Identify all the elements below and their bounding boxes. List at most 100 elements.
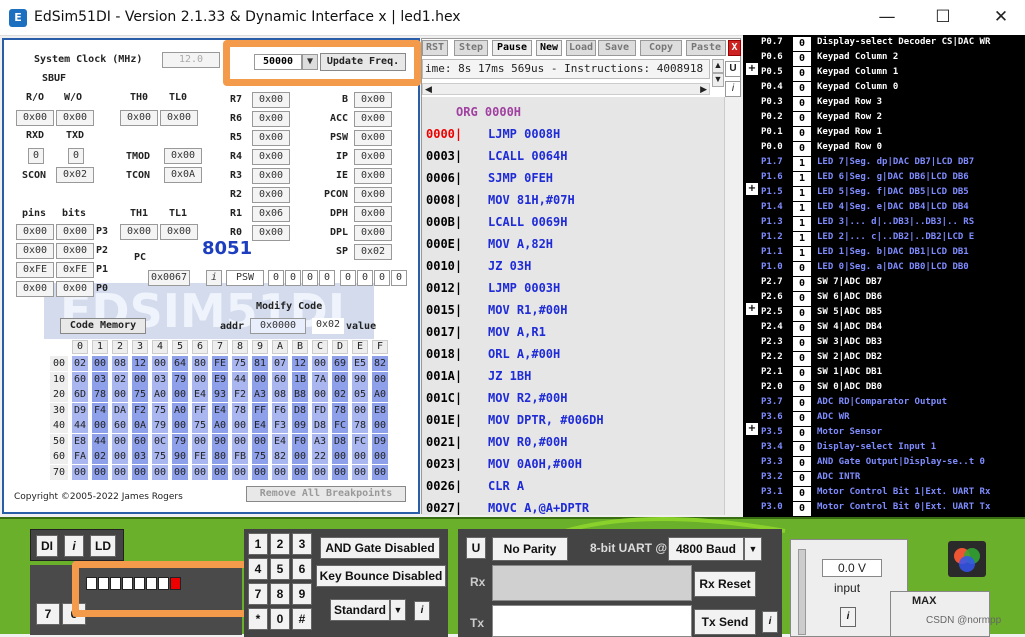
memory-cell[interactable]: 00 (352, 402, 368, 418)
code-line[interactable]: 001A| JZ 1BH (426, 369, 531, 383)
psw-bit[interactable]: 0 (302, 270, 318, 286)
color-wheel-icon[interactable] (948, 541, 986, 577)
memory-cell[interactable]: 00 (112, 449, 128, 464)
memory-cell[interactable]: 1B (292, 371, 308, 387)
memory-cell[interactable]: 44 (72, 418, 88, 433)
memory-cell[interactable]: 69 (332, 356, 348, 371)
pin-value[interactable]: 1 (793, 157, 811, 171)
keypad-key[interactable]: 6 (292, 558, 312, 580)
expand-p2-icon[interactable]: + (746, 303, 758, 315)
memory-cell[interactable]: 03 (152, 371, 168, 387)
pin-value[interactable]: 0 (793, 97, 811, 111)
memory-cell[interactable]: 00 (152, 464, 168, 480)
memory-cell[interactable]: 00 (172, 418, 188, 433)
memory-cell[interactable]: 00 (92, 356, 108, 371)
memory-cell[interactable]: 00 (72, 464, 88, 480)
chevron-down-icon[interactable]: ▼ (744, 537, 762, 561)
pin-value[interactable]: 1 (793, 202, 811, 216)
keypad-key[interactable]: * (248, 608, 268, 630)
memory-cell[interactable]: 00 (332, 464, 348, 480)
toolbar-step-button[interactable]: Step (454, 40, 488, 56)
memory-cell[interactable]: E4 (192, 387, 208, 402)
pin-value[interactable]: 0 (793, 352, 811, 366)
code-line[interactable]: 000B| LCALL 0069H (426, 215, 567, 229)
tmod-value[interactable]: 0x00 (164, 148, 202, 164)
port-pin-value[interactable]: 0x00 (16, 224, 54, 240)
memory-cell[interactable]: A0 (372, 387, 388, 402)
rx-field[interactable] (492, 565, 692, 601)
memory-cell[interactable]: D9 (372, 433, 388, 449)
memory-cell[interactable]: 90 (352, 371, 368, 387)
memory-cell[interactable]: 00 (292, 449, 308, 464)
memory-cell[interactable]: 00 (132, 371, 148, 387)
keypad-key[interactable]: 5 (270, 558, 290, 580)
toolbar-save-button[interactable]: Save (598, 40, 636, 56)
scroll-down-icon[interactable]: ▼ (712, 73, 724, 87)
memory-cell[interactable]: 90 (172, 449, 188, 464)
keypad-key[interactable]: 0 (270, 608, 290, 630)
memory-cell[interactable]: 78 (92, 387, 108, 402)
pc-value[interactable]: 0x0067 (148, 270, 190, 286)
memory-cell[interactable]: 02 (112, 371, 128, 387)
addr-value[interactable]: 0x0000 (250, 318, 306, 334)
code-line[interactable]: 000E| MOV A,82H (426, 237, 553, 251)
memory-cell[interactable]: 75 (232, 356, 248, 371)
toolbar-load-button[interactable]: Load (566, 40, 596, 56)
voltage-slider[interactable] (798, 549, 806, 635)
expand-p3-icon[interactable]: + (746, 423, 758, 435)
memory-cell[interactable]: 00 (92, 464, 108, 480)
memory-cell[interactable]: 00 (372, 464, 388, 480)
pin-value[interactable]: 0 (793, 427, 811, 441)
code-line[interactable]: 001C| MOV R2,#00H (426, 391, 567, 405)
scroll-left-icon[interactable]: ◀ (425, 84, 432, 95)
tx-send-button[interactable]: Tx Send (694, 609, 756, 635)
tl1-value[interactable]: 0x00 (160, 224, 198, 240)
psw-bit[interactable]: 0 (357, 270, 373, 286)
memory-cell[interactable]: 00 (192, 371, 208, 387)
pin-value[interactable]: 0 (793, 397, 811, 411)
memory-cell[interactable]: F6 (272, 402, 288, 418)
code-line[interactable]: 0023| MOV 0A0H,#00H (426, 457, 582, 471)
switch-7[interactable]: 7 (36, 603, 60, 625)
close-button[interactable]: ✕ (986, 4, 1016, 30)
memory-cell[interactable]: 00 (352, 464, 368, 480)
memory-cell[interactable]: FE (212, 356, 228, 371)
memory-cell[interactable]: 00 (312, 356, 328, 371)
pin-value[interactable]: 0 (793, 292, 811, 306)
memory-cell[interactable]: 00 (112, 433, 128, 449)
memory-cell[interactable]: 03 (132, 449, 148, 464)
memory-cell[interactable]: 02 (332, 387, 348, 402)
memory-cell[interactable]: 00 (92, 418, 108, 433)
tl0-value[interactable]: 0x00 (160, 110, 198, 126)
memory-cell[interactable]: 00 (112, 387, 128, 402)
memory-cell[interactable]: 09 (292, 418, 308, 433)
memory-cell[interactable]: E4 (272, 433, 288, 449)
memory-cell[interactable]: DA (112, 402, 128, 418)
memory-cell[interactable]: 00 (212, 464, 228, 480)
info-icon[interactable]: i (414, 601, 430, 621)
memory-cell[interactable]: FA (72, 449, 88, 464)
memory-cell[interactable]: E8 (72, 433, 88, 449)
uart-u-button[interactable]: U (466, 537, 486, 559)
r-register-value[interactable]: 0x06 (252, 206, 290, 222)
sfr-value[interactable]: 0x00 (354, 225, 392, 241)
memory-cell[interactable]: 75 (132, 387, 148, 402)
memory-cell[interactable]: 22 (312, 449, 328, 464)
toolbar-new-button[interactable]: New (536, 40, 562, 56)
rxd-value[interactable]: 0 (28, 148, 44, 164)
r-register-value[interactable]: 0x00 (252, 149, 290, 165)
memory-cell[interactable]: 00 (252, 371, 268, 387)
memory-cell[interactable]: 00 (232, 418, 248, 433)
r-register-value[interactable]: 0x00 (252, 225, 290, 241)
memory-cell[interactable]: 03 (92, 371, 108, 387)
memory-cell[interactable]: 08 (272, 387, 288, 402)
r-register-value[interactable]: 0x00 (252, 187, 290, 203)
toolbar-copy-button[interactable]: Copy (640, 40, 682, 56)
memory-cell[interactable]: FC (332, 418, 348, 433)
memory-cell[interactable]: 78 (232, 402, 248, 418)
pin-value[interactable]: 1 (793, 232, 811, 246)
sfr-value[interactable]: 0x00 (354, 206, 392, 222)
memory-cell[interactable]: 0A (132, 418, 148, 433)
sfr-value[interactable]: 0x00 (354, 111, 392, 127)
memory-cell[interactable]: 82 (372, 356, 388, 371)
■ ■ ■ ■
EXERCISE TASK →
Pull out every line in the entries above that contains the string "scroll". Case counts.

WORKED SOLUTION →
scroll-down-icon[interactable]: ▼ (712, 73, 724, 87)
scroll-left-icon[interactable]: ◀ (425, 84, 432, 95)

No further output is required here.